- **WRITTEN PROBLEM**: Look for "Pasal" in each line of the entries, and return the matching lines.

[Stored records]
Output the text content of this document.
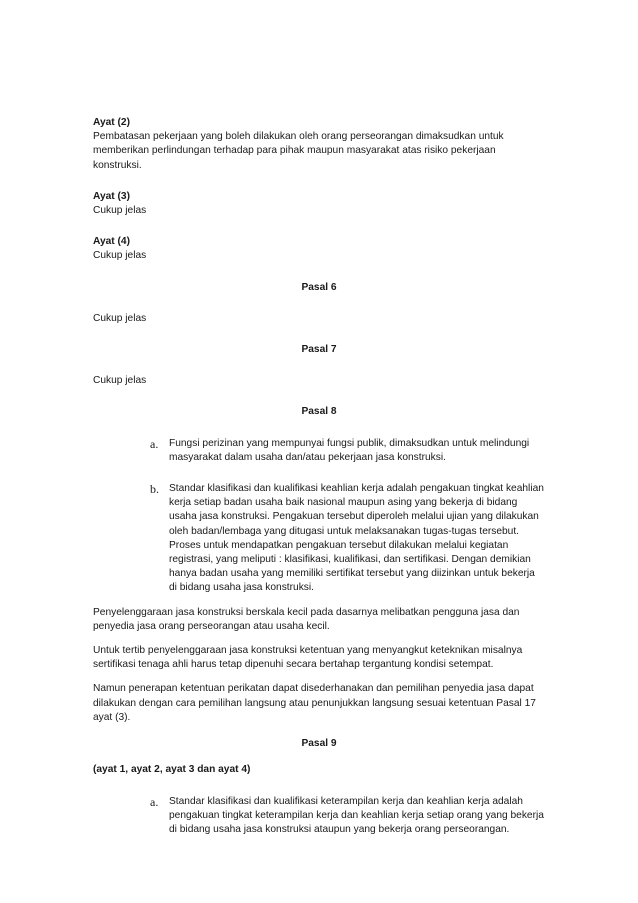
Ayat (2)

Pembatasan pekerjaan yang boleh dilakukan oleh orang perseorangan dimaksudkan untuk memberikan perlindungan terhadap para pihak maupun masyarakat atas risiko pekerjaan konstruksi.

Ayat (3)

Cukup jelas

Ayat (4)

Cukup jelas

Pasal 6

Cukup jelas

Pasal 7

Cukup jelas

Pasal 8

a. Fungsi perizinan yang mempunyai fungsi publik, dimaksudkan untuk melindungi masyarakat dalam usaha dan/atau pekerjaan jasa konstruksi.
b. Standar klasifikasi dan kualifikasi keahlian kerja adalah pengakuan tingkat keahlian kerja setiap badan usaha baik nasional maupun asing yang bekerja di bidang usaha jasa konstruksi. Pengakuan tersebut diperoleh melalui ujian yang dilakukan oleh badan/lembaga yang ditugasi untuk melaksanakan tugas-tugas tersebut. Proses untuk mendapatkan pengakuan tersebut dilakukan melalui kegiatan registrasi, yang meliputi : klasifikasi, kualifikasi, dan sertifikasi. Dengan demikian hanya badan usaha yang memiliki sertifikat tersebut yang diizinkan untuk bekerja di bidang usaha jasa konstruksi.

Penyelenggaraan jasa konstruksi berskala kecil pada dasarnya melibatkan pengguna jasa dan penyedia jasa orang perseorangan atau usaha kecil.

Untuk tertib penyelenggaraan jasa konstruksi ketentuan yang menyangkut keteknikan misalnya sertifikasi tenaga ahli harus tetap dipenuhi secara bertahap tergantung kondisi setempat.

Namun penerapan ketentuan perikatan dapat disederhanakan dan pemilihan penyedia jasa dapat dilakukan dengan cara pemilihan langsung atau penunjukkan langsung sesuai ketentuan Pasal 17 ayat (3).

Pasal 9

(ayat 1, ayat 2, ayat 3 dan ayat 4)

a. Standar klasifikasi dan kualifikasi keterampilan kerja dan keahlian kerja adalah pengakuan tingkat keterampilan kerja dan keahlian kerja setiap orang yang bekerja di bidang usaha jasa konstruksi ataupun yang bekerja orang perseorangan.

- **COMPLETE RESPONSE**:
Pasal 6
Pasal 7
Pasal 8
Namun penerapan ketentuan perikatan dapat disederhanakan dan pemilihan penyedia jasa dapat dilakukan dengan cara pemilihan langsung atau penunjukkan langsung sesuai ketentuan Pasal 17 ayat (3).
Pasal 9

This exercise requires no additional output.